* SELECTION:
[START]
Such wise and thoughtful books as that of M. de Molinari, the well-known and most distinguished economist, should be carefully studied by all who care for the welfare of their fellow-men. He stimulates thought and consideration regarding these great problems, and produces masses of fact and argument, which enable his readers to think solidly and effectively.
Few can read his book without perceiving clearly how great are the problems which statesmen, philosophers, and philanthropists have to face. It is madness and treachery to trust to things “finding their level.” Peoples, as well as individuals, must know to what point in the chart of humanity they should steer—where are the rocks and shoals, what is the best and shortest route. At all events in these days, more than ever before, there are moral, political, and social geographers, eager to point the true course and to awaken their fellows to the overwhelming importance of the inquiry.
There are, as we know, two great schools of social reformers, guides and teachers—the School of Individualists and the School of Organisers, if we may use the term: (1) Those who consider it sufficient to provide a fair field for liberty and free competition to all engaged in the “struggle for life”; and (2) those who say that there is no such thing as “equality of opportunity” for the millions, and that, without most perfect organisation in the interests of those millions, the poor only grow poorer and the rich richer—misery for the many, luxury for the few.
[END]
* WORK TO COMPLETE:
• A. According to the passage on social reformers, what are the two great schools of social reformers called?
• B. State whether each statement agrees with the passage on social reformers, answering yes or no and quoting the deciding words: (i) M. de Molinari is described as a well-known and most distinguished economist. (ii) The passage holds that trusting to things "finding their level" is a sound course. (iii) The second school maintains that there is no such thing as "equality of opportunity" for the millions.
• C. Resume the passage on social reformers from the point where it stops.

Bounding box annotations:
[START]
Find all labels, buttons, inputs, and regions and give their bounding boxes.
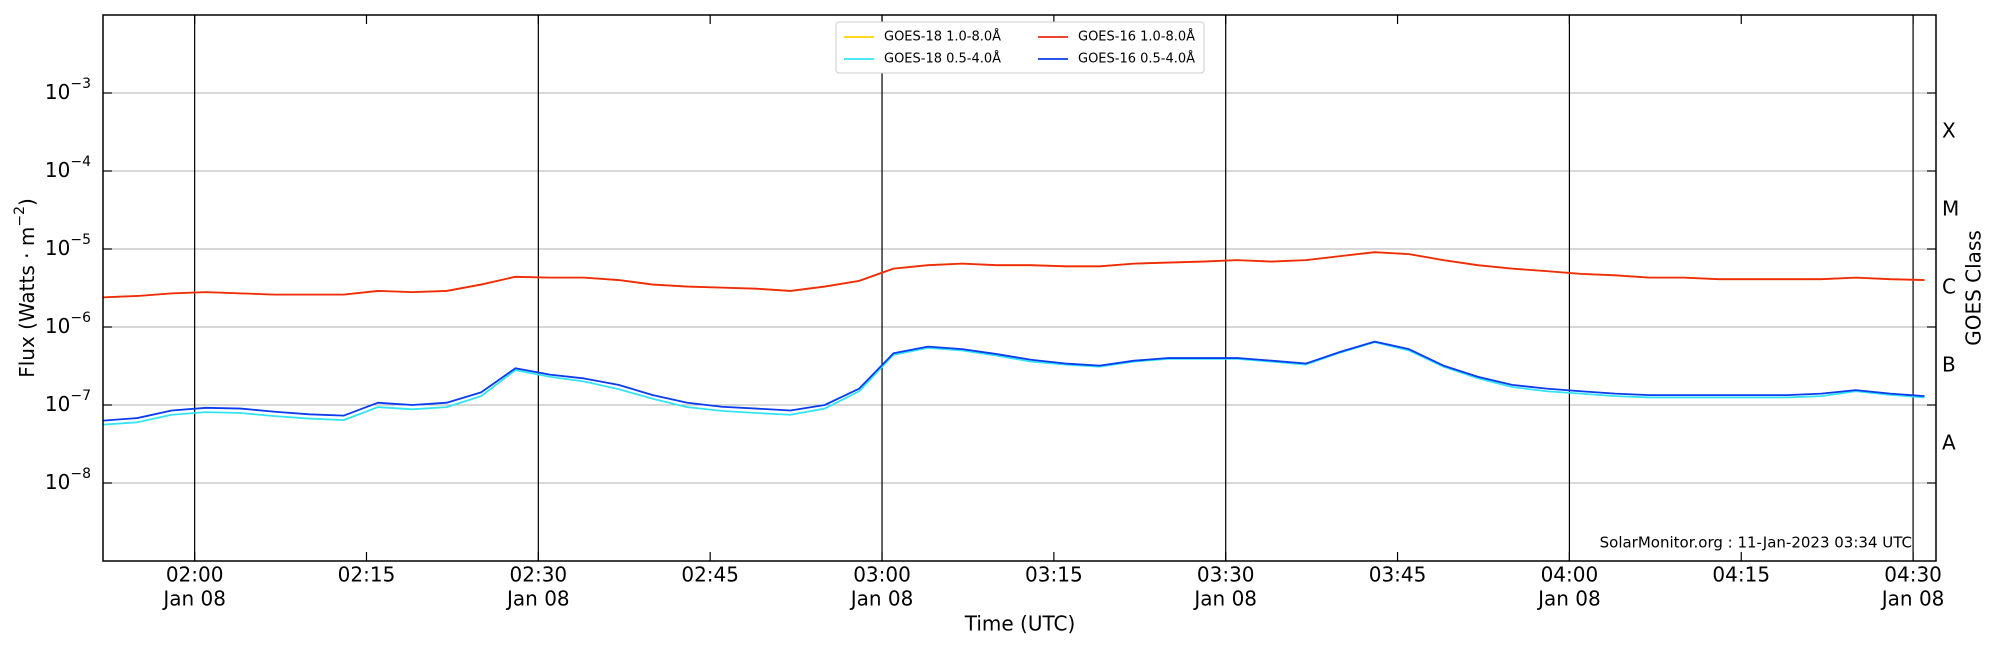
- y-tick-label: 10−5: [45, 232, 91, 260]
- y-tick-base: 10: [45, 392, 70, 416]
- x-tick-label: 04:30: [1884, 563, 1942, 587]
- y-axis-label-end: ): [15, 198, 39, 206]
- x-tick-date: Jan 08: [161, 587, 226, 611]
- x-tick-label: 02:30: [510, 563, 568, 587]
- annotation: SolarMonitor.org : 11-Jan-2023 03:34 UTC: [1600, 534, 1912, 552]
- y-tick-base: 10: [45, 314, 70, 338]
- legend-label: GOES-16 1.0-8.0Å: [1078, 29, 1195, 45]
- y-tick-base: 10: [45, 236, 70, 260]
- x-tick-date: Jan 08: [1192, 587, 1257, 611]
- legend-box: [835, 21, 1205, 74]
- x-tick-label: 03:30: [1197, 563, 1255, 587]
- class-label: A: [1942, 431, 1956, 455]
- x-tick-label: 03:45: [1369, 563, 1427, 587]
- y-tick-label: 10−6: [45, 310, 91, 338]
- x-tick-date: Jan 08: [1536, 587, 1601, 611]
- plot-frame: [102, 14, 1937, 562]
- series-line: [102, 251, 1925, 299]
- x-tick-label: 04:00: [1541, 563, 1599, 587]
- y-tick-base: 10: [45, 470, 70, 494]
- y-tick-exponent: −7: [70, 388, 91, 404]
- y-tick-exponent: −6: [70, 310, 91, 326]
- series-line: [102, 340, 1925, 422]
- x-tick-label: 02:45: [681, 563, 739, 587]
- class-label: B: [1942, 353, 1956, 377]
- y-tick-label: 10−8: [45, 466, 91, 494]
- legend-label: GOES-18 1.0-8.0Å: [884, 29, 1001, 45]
[END]
* OUTPUTS BY TASK:
• A. The School of Individualists and the School of Organisers.

• B.
(i) Yes: "the well-known and most distinguished economist"
(ii) No: "It is madness and treachery to trust to things “finding their level.”"
(iii) Yes: "those who say that there is no such thing as “equality of opportunity” for the millions"

• C.
Here is the great question which should occupy the minds of all who desire that the human world should not be a ghastly failure. Here we have before us the question presented under the title of “The Future of Society,” to quote the title of M. de Molinari’s book. It may be termed the question of realising that long-desired end, the greatest happiness of the greatest number. To bring this great problem vividly before the reader, we cannot do better than make a quotation from an author who puts the whole case somewhat as follows: “Half a century ago, I conceived the possibility of coming to an understanding between the two Schools, and I addressed them as follows: ‘What is the Ideal alike common to Socialists and Economists? It is surely this: the realisation of a state of society in which the production of all good and necessary things, advantages or welfare necessary to maintain and embellish life, shall be the most abundant possible, and wherein the distribution of these things amongst those who produce them shall be the most equitable possible—in a word, Abundance and Justice. But we proceed to this end by different routes—you by an obscure path which you call the organisation of labour; we, the economists, by the broad and well-known highway of Liberty. Why do you refuse the latter? “Because,” say you, “it is injurious to the workers; because hitherto it has produced nothing but the oppression of the weak by the strong; because it has led to disastrous crises wherein millions have been ruined or have perished; because liberty without control is Anarchy.” I reply, however, that you have to prove that the evils you attribute to liberty, or to what I call “free competition,” have not their origin in monopoly, in undue restrictions.’ “
What M. de Molinari desires to do is to set forth, with abundance of illustration, the fact that what human society needs is no such all-embracing organisation of industry and commerce as socialists desire, but a
régime of absolute liberty, a fair field and no favour; and that this has hitherto been impeded by the despotism and interference of the State, the existence of powerful military and official classes whose personal interests are bound up with militarism, conquest, and war. What he writes under this last head is of the utmost value, and will strengthen the hands of those engaged in the crusade of Peace. His demonstration of the certain ruin impending over the most civilised states, in consequence of vast and growing military expenditure and the policy of annexation, is convincing, and deserves universal attention. It is to this state of things that he, of course, attributes the serious financial and economic condition of European nations; and he sees that it is indispensable to put an end to the rule of the privileged classes interested in maintaining the present policy of war and aggression. Then, and then only, will be set free the resources and the energies of the industrial populations, who, being released from the present burdens, will all have a fair share of the results of their labour. In effect, he says, “carry out this great change, and there will be no need for such fancied remedies as are promised by Socialism.”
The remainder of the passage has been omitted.